# Recorded data
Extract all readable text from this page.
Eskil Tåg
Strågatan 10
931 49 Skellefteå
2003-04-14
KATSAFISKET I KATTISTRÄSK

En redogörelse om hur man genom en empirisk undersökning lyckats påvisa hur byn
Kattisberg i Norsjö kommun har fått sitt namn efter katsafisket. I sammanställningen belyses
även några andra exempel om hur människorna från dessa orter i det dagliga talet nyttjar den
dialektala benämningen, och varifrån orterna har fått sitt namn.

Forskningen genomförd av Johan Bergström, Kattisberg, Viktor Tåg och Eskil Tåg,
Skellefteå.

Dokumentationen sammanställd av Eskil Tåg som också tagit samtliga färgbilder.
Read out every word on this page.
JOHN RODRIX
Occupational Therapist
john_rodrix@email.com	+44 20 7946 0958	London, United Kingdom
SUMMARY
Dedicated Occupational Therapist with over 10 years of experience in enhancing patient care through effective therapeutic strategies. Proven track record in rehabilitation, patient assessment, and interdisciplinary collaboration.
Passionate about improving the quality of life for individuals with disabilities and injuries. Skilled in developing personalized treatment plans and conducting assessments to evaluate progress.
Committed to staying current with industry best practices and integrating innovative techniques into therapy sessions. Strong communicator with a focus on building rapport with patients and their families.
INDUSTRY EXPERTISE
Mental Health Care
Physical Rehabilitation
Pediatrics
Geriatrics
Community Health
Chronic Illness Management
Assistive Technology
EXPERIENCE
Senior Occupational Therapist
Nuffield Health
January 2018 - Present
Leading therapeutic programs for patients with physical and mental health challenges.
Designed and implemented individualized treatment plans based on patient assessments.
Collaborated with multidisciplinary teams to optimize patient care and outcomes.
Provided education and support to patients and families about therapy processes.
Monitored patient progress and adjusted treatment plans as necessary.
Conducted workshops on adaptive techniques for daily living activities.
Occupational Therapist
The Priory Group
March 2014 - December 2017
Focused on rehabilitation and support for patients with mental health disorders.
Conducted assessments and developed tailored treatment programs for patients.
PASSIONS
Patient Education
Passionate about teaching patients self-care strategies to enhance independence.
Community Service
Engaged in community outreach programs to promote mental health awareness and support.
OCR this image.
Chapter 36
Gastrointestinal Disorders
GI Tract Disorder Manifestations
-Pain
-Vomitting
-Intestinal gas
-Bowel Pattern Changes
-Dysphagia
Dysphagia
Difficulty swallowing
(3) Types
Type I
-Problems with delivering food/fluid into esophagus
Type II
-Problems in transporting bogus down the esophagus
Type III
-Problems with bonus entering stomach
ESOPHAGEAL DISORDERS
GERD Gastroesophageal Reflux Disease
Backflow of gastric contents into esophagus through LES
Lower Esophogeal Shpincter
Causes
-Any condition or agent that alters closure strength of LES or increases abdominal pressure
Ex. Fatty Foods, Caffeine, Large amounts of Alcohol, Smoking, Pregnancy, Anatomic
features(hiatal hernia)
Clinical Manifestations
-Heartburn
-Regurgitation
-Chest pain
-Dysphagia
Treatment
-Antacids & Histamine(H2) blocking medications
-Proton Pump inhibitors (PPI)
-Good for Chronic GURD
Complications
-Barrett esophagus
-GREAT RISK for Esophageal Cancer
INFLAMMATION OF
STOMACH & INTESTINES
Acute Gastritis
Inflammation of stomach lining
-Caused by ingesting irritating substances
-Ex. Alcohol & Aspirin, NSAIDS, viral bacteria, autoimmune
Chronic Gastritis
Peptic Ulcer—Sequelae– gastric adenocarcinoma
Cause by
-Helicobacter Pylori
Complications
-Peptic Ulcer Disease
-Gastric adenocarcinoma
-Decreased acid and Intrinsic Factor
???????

# What you are asked to do
Using the entries above, state how many lines contain the string "Conducted"; the number is all that is needed.

# Answer
2